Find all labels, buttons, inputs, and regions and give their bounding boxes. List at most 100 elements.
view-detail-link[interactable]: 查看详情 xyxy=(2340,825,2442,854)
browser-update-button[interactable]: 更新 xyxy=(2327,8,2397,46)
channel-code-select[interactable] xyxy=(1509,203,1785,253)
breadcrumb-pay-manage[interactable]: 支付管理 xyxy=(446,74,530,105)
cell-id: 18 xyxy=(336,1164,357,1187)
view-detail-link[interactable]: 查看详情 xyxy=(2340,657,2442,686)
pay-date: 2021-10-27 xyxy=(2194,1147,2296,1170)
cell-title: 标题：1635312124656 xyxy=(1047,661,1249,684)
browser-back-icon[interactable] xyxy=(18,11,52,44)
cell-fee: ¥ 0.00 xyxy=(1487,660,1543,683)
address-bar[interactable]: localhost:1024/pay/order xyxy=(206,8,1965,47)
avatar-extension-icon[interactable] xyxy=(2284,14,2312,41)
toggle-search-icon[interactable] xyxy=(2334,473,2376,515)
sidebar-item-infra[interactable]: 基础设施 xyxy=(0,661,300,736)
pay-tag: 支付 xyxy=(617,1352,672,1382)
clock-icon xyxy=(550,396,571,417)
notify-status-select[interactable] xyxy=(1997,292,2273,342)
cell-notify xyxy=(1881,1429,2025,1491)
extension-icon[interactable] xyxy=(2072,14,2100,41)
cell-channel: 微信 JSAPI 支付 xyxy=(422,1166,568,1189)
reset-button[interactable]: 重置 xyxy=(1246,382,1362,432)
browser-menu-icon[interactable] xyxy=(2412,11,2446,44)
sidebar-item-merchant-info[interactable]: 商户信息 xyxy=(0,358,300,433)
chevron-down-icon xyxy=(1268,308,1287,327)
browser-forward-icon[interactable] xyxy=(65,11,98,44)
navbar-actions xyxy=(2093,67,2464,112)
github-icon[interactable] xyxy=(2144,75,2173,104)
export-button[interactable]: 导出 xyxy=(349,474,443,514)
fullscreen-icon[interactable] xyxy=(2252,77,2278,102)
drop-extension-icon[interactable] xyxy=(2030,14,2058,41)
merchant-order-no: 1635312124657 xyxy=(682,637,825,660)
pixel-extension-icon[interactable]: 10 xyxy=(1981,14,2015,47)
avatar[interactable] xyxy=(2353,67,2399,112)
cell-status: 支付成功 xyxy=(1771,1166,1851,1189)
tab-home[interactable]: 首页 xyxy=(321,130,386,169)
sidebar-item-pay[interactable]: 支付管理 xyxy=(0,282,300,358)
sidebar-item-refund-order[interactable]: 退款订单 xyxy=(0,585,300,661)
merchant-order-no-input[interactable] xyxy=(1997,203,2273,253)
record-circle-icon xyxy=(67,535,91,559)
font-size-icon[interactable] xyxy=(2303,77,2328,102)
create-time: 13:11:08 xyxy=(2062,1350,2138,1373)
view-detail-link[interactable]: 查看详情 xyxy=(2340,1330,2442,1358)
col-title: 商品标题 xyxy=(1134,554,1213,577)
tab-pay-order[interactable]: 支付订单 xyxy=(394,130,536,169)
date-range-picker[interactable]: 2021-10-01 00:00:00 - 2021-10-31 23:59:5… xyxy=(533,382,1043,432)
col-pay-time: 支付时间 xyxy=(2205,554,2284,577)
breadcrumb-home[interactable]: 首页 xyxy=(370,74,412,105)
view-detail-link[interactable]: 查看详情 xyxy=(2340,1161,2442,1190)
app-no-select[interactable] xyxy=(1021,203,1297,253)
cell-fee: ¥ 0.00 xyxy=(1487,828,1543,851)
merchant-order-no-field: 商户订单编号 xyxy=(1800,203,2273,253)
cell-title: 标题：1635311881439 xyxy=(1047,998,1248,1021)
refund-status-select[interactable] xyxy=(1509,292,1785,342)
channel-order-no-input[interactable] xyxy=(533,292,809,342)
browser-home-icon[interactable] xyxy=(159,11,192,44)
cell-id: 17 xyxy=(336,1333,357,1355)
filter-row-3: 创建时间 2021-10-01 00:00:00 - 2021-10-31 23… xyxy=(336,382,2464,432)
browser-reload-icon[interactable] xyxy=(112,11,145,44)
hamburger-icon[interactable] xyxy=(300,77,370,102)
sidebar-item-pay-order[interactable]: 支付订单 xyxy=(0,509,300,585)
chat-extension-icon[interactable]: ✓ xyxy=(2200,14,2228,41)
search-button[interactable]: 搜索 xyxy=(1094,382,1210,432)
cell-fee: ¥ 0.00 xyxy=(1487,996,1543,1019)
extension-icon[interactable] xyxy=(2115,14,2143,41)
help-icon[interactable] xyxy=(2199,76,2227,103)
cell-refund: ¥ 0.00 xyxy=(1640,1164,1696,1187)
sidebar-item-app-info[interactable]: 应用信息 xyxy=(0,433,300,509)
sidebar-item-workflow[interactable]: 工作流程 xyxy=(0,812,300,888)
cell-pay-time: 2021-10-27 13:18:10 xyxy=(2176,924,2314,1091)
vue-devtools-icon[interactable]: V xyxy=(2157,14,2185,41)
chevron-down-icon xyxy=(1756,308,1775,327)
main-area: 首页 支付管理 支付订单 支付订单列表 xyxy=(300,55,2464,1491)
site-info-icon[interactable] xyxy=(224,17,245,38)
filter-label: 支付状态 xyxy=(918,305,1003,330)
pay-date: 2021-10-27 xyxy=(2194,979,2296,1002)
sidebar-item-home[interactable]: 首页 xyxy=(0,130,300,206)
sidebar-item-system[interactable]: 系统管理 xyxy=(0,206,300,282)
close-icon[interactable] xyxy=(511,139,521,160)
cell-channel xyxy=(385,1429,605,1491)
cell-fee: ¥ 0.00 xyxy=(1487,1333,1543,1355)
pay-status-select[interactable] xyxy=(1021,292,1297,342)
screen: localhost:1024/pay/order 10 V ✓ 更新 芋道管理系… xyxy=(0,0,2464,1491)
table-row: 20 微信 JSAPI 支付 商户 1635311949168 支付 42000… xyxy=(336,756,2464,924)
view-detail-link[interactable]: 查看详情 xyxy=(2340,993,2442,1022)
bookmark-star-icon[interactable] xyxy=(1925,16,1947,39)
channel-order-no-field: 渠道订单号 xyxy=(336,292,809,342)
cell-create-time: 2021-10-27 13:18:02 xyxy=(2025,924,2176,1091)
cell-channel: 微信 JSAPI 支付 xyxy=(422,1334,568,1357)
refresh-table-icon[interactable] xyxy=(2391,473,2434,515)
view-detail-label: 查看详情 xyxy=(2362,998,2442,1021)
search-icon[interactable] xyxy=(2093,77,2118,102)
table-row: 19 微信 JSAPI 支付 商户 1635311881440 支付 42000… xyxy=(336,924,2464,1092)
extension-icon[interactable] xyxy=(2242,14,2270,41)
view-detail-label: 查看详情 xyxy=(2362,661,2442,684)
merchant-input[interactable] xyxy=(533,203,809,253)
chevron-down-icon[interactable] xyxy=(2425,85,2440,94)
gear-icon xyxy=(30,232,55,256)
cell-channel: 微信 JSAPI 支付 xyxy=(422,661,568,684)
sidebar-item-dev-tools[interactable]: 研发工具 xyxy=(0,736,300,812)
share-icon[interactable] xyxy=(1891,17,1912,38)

• Requirements:
Can you reproduce every one of the lines above, character for character, without changing anything?

• Written answer:
Find all labels, buttons, inputs, and regions and give their bounding boxes. List at most 100 elements.
view-detail-link[interactable]: 查看详情 xyxy=(2340,825,2442,854)
browser-update-button[interactable]: 更新 xyxy=(2327,8,2397,46)
channel-code-select[interactable] xyxy=(1509,203,1785,253)
breadcrumb-pay-manage[interactable]: 支付管理 xyxy=(446,74,530,105)
cell-id: 18 xyxy=(336,1164,357,1187)
view-detail-link[interactable]: 查看详情 xyxy=(2340,657,2442,686)
pay-date: 2021-10-27 xyxy=(2194,1147,2296,1170)
cell-title: 标题：1635312124656 xyxy=(1047,661,1249,684)
browser-back-icon[interactable] xyxy=(18,11,52,44)
cell-fee: ¥ 0.00 xyxy=(1487,660,1543,683)
address-bar[interactable]: localhost:1024/pay/order xyxy=(206,8,1965,47)
avatar-extension-icon[interactable] xyxy=(2284,14,2312,41)
toggle-search-icon[interactable] xyxy=(2334,473,2376,515)
sidebar-item-infra[interactable]: 基础设施 xyxy=(0,661,300,736)
pay-tag: 支付 xyxy=(617,1352,672,1382)
clock-icon xyxy=(550,396,571,417)
notify-status-select[interactable] xyxy=(1997,292,2273,342)
cell-notify xyxy=(1881,1429,2025,1491)
extension-icon[interactable] xyxy=(2072,14,2100,41)
cell-channel: 微信 JSAPI 支付 xyxy=(422,1166,568,1189)
reset-button[interactable]: 重置 xyxy=(1246,382,1362,432)
browser-menu-icon[interactable] xyxy=(2412,11,2446,44)
sidebar-item-merchant-info[interactable]: 商户信息 xyxy=(0,358,300,433)
chevron-down-icon xyxy=(1268,308,1287,327)
browser-forward-icon[interactable] xyxy=(65,11,98,44)
navbar-actions xyxy=(2093,67,2464,112)
github-icon[interactable] xyxy=(2144,75,2173,104)
export-button[interactable]: 导出 xyxy=(349,474,443,514)
fullscreen-icon[interactable] xyxy=(2252,77,2278,102)
drop-extension-icon[interactable] xyxy=(2030,14,2058,41)
merchant-order-no: 1635312124657 xyxy=(682,637,825,660)
pixel-extension-icon[interactable]: 10 xyxy=(1981,14,2015,47)
avatar[interactable] xyxy=(2353,67,2399,112)
cell-status: 支付成功 xyxy=(1771,1166,1851,1189)
tab-home[interactable]: 首页 xyxy=(321,130,386,169)
sidebar-item-pay[interactable]: 支付管理 xyxy=(0,282,300,358)
sidebar-item-refund-order[interactable]: 退款订单 xyxy=(0,585,300,661)
merchant-order-no-input[interactable] xyxy=(1997,203,2273,253)
record-circle-icon xyxy=(67,535,91,559)
font-size-icon[interactable] xyxy=(2303,77,2328,102)
create-time: 13:11:08 xyxy=(2062,1350,2138,1373)
view-detail-link[interactable]: 查看详情 xyxy=(2340,1330,2442,1358)
col-title: 商品标题 xyxy=(1134,554,1213,577)
tab-pay-order[interactable]: 支付订单 xyxy=(394,130,536,169)
date-range-picker[interactable]: 2021-10-01 00:00:00 - 2021-10-31 23:59:5… xyxy=(533,382,1043,432)
col-pay-time: 支付时间 xyxy=(2205,554,2284,577)
breadcrumb-home[interactable]: 首页 xyxy=(370,74,412,105)
view-detail-link[interactable]: 查看详情 xyxy=(2340,1161,2442,1190)
app-no-select[interactable] xyxy=(1021,203,1297,253)
cell-fee: ¥ 0.00 xyxy=(1487,828,1543,851)
merchant-order-no-field: 商户订单编号 xyxy=(1800,203,2273,253)
cell-title: 标题：1635311881439 xyxy=(1047,998,1248,1021)
refund-status-select[interactable] xyxy=(1509,292,1785,342)
channel-order-no-input[interactable] xyxy=(533,292,809,342)
browser-home-icon[interactable] xyxy=(159,11,192,44)
cell-id: 17 xyxy=(336,1333,357,1355)
filter-row-3: 创建时间 2021-10-01 00:00:00 - 2021-10-31 23… xyxy=(336,382,2464,432)
browser-reload-icon[interactable] xyxy=(112,11,145,44)
hamburger-icon[interactable] xyxy=(300,77,370,102)
sidebar-item-pay-order[interactable]: 支付订单 xyxy=(0,509,300,585)
chat-extension-icon[interactable]: ✓ xyxy=(2200,14,2228,41)
search-button[interactable]: 搜索 xyxy=(1094,382,1210,432)
cell-fee: ¥ 0.00 xyxy=(1487,996,1543,1019)
extension-icon[interactable] xyxy=(2115,14,2143,41)
help-icon[interactable] xyxy=(2199,76,2227,103)
cell-refund: ¥ 0.00 xyxy=(1640,1164,1696,1187)
sidebar-item-app-info[interactable]: 应用信息 xyxy=(0,433,300,509)
sidebar-item-workflow[interactable]: 工作流程 xyxy=(0,812,300,888)
cell-pay-time: 2021-10-27 13:18:10 xyxy=(2176,924,2314,1091)
vue-devtools-icon[interactable]: V xyxy=(2157,14,2185,41)
chevron-down-icon xyxy=(1756,308,1775,327)
main-area: 首页 支付管理 支付订单 支付订单列表 xyxy=(300,55,2464,1491)
site-info-icon[interactable] xyxy=(224,17,245,38)
filter-label: 支付状态 xyxy=(918,305,1003,330)
pay-date: 2021-10-27 xyxy=(2194,979,2296,1002)
sidebar-item-home[interactable]: 首页 xyxy=(0,130,300,206)
sidebar-item-system[interactable]: 系统管理 xyxy=(0,206,300,282)
close-icon[interactable] xyxy=(511,139,521,160)
cell-channel xyxy=(385,1429,605,1491)
cell-fee: ¥ 0.00 xyxy=(1487,1333,1543,1355)
pay-status-select[interactable] xyxy=(1021,292,1297,342)
screen: localhost:1024/pay/order 10 V ✓ 更新 芋道管理系… xyxy=(0,0,2464,1491)
table-row: 20 微信 JSAPI 支付 商户 1635311949168 支付 42000… xyxy=(336,756,2464,924)
view-detail-link[interactable]: 查看详情 xyxy=(2340,993,2442,1022)
bookmark-star-icon[interactable] xyxy=(1925,16,1947,39)
channel-order-no-field: 渠道订单号 xyxy=(336,292,809,342)
cell-create-time: 2021-10-27 13:18:02 xyxy=(2025,924,2176,1091)
cell-channel: 微信 JSAPI 支付 xyxy=(422,1334,568,1357)
refresh-table-icon[interactable] xyxy=(2391,473,2434,515)
view-detail-label: 查看详情 xyxy=(2362,998,2442,1021)
search-icon[interactable] xyxy=(2093,77,2118,102)
table-row: 19 微信 JSAPI 支付 商户 1635311881440 支付 42000… xyxy=(336,924,2464,1092)
extension-icon[interactable] xyxy=(2242,14,2270,41)
view-detail-label: 查看详情 xyxy=(2362,661,2442,684)
merchant-input[interactable] xyxy=(533,203,809,253)
chevron-down-icon[interactable] xyxy=(2425,85,2440,94)
gear-icon xyxy=(30,232,55,256)
cell-channel: 微信 JSAPI 支付 xyxy=(422,661,568,684)
sidebar-item-dev-tools[interactable]: 研发工具 xyxy=(0,736,300,812)
share-icon[interactable] xyxy=(1891,17,1912,38)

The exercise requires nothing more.